*** Input material ***
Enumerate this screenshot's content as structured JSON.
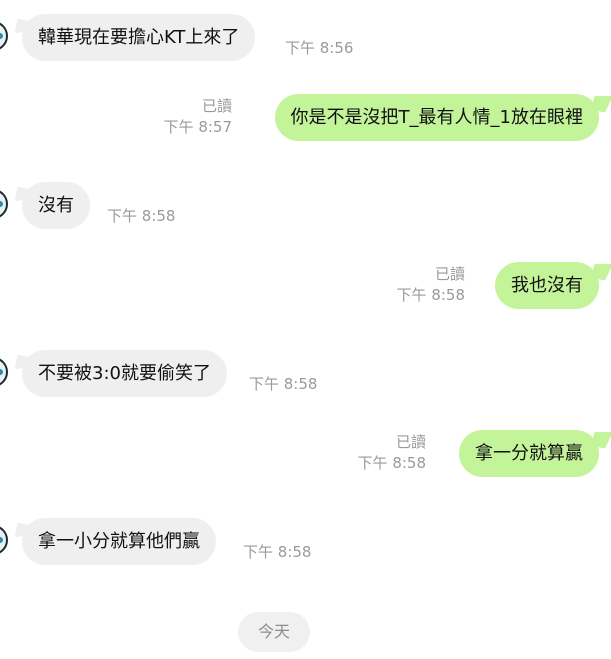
{
  "messages": [
    {
      "side": "in",
      "text": "韓華現在要擔心KT上來了",
      "time": "下午 8:56"
    },
    {
      "side": "out",
      "text": "你是不是沒把T_最有人情_1放在眼裡",
      "time": "下午 8:57",
      "read": "已讀"
    },
    {
      "side": "in",
      "text": "沒有",
      "time": "下午 8:58"
    },
    {
      "side": "out",
      "text": "我也沒有",
      "time": "下午 8:58",
      "read": "已讀"
    },
    {
      "side": "in",
      "text": "不要被3:0就要偷笑了",
      "time": "下午 8:58"
    },
    {
      "side": "out",
      "text": "拿一分就算贏",
      "time": "下午 8:58",
      "read": "已讀"
    },
    {
      "side": "in",
      "text": "拿一小分就算他們贏",
      "time": "下午 8:58"
    }
  ],
  "date_divider": "今天"
}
***
Exercise directions: Using the listing above, gather each line that holds the string "text" and copy it.

Answer to this task:
      "text": "韓華現在要擔心KT上來了",
      "text": "你是不是沒把T_最有人情_1放在眼裡",
      "text": "沒有",
      "text": "我也沒有",
      "text": "不要被3:0就要偷笑了",
      "text": "拿一分就算贏",
      "text": "拿一小分就算他們贏",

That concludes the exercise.